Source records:
####################

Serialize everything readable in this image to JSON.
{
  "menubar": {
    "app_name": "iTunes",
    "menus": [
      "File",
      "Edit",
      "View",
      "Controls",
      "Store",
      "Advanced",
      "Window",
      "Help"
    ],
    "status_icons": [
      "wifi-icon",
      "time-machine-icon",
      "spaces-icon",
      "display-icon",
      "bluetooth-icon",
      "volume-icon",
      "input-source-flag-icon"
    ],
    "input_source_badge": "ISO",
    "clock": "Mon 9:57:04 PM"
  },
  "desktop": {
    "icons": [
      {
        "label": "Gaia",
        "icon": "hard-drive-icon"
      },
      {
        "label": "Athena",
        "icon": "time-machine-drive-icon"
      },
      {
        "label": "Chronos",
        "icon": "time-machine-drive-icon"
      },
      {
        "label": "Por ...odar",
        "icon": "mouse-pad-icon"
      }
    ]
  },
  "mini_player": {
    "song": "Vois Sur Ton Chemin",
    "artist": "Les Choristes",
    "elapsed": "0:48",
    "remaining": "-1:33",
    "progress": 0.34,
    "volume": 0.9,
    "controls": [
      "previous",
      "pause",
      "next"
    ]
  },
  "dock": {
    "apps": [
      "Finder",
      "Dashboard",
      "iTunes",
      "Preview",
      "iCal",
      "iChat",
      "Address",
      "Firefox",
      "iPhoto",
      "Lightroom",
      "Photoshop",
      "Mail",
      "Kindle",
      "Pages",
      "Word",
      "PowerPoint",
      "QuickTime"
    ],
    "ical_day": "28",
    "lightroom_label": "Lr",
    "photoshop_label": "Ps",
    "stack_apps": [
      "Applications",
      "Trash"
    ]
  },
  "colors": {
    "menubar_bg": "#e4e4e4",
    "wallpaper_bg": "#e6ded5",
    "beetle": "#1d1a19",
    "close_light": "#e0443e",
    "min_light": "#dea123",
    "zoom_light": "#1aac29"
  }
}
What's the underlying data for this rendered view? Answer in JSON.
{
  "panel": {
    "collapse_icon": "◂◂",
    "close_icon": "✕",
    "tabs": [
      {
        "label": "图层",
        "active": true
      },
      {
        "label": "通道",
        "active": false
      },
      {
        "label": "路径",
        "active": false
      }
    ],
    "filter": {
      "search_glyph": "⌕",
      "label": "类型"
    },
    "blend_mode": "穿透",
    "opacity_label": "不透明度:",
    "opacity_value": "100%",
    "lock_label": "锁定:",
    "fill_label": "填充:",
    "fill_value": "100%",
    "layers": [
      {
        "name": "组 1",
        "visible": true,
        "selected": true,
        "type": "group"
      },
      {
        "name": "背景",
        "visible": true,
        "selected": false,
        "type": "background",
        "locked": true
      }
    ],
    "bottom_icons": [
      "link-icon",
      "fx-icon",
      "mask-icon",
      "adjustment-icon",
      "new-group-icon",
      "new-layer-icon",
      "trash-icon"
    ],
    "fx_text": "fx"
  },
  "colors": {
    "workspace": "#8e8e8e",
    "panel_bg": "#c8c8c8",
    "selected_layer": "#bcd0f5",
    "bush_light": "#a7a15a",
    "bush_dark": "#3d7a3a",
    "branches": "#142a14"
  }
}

####################

SET TASK: Hand back the material above in full, exactly as written.

ANSWER TO THIS TASK:
Serialize everything readable in this image to JSON.
{
  "menubar": {
    "app_name": "iTunes",
    "menus": [
      "File",
      "Edit",
      "View",
      "Controls",
      "Store",
      "Advanced",
      "Window",
      "Help"
    ],
    "status_icons": [
      "wifi-icon",
      "time-machine-icon",
      "spaces-icon",
      "display-icon",
      "bluetooth-icon",
      "volume-icon",
      "input-source-flag-icon"
    ],
    "input_source_badge": "ISO",
    "clock": "Mon 9:57:04 PM"
  },
  "desktop": {
    "icons": [
      {
        "label": "Gaia",
        "icon": "hard-drive-icon"
      },
      {
        "label": "Athena",
        "icon": "time-machine-drive-icon"
      },
      {
        "label": "Chronos",
        "icon": "time-machine-drive-icon"
      },
      {
        "label": "Por ...odar",
        "icon": "mouse-pad-icon"
      }
    ]
  },
  "mini_player": {
    "song": "Vois Sur Ton Chemin",
    "artist": "Les Choristes",
    "elapsed": "0:48",
    "remaining": "-1:33",
    "progress": 0.34,
    "volume": 0.9,
    "controls": [
      "previous",
      "pause",
      "next"
    ]
  },
  "dock": {
    "apps": [
      "Finder",
      "Dashboard",
      "iTunes",
      "Preview",
      "iCal",
      "iChat",
      "Address",
      "Firefox",
      "iPhoto",
      "Lightroom",
      "Photoshop",
      "Mail",
      "Kindle",
      "Pages",
      "Word",
      "PowerPoint",
      "QuickTime"
    ],
    "ical_day": "28",
    "lightroom_label": "Lr",
    "photoshop_label": "Ps",
    "stack_apps": [
      "Applications",
      "Trash"
    ]
  },
  "colors": {
    "menubar_bg": "#e4e4e4",
    "wallpaper_bg": "#e6ded5",
    "beetle": "#1d1a19",
    "close_light": "#e0443e",
    "min_light": "#dea123",
    "zoom_light": "#1aac29"
  }
}
What's the underlying data for this rendered view? Answer in JSON.
{
  "panel": {
    "collapse_icon": "◂◂",
    "close_icon": "✕",
    "tabs": [
      {
        "label": "图层",
        "active": true
      },
      {
        "label": "通道",
        "active": false
      },
      {
        "label": "路径",
        "active": false
      }
    ],
    "filter": {
      "search_glyph": "⌕",
      "label": "类型"
    },
    "blend_mode": "穿透",
    "opacity_label": "不透明度:",
    "opacity_value": "100%",
    "lock_label": "锁定:",
    "fill_label": "填充:",
    "fill_value": "100%",
    "layers": [
      {
        "name": "组 1",
        "visible": true,
        "selected": true,
        "type": "group"
      },
      {
        "name": "背景",
        "visible": true,
        "selected": false,
        "type": "background",
        "locked": true
      }
    ],
    "bottom_icons": [
      "link-icon",
      "fx-icon",
      "mask-icon",
      "adjustment-icon",
      "new-group-icon",
      "new-layer-icon",
      "trash-icon"
    ],
    "fx_text": "fx"
  },
  "colors": {
    "workspace": "#8e8e8e",
    "panel_bg": "#c8c8c8",
    "selected_layer": "#bcd0f5",
    "bush_light": "#a7a15a",
    "bush_dark": "#3d7a3a",
    "branches": "#142a14"
  }
}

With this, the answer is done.